» Data in this exercise:
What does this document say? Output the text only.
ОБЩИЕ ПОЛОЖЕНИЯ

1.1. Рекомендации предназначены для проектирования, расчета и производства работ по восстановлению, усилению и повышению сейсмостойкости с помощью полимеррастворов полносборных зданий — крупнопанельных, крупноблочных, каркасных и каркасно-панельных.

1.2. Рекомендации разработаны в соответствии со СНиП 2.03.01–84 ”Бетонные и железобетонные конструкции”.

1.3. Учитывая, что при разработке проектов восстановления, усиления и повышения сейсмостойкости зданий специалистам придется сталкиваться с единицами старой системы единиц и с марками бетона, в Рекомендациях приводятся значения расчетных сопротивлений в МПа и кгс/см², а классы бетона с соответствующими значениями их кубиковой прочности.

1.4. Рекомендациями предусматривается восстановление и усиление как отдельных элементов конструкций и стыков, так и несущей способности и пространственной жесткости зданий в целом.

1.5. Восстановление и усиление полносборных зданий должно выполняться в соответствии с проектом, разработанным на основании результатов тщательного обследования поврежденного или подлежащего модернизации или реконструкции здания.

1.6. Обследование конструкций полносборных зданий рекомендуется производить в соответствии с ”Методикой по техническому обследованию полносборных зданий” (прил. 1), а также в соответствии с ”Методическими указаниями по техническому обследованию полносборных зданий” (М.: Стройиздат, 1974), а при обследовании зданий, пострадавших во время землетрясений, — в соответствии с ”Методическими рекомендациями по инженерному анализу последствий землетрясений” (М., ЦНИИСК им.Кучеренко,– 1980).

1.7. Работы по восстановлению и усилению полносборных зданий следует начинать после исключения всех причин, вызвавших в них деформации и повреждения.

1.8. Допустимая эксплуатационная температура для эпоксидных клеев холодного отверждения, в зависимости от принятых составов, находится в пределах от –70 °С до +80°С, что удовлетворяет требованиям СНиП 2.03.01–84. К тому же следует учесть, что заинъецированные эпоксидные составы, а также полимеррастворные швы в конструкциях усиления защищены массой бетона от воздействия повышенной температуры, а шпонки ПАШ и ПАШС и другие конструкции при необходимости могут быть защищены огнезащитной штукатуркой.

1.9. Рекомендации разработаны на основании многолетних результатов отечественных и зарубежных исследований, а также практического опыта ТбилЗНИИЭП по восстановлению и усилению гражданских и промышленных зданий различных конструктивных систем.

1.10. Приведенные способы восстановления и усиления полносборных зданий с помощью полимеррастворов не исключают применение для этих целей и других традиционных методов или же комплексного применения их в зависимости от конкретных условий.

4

» Task: Retype the data exactly as given.

» Problem solution:
What does this document say? Output the text only.
ОБЩИЕ ПОЛОЖЕНИЯ

1.1. Рекомендации предназначены для проектирования, расчета и производства работ по восстановлению, усилению и повышению сейсмостойкости с помощью полимеррастворов полносборных зданий — крупнопанельных, крупноблочных, каркасных и каркасно-панельных.

1.2. Рекомендации разработаны в соответствии со СНиП 2.03.01–84 ”Бетонные и железобетонные конструкции”.

1.3. Учитывая, что при разработке проектов восстановления, усиления и повышения сейсмостойкости зданий специалистам придется сталкиваться с единицами старой системы единиц и с марками бетона, в Рекомендациях приводятся значения расчетных сопротивлений в МПа и кгс/см², а классы бетона с соответствующими значениями их кубиковой прочности.

1.4. Рекомендациями предусматривается восстановление и усиление как отдельных элементов конструкций и стыков, так и несущей способности и пространственной жесткости зданий в целом.

1.5. Восстановление и усиление полносборных зданий должно выполняться в соответствии с проектом, разработанным на основании результатов тщательного обследования поврежденного или подлежащего модернизации или реконструкции здания.

1.6. Обследование конструкций полносборных зданий рекомендуется производить в соответствии с ”Методикой по техническому обследованию полносборных зданий” (прил. 1), а также в соответствии с ”Методическими указаниями по техническому обследованию полносборных зданий” (М.: Стройиздат, 1974), а при обследовании зданий, пострадавших во время землетрясений, — в соответствии с ”Методическими рекомендациями по инженерному анализу последствий землетрясений” (М., ЦНИИСК им.Кучеренко,– 1980).

1.7. Работы по восстановлению и усилению полносборных зданий следует начинать после исключения всех причин, вызвавших в них деформации и повреждения.

1.8. Допустимая эксплуатационная температура для эпоксидных клеев холодного отверждения, в зависимости от принятых составов, находится в пределах от –70 °С до +80°С, что удовлетворяет требованиям СНиП 2.03.01–84. К тому же следует учесть, что заинъецированные эпоксидные составы, а также полимеррастворные швы в конструкциях усиления защищены массой бетона от воздействия повышенной температуры, а шпонки ПАШ и ПАШС и другие конструкции при необходимости могут быть защищены огнезащитной штукатуркой.

1.9. Рекомендации разработаны на основании многолетних результатов отечественных и зарубежных исследований, а также практического опыта ТбилЗНИИЭП по восстановлению и усилению гражданских и промышленных зданий различных конструктивных систем.

1.10. Приведенные способы восстановления и усиления полносборных зданий с помощью полимеррастворов не исключают применение для этих целей и других традиционных методов или же комплексного применения их в зависимости от конкретных условий.

4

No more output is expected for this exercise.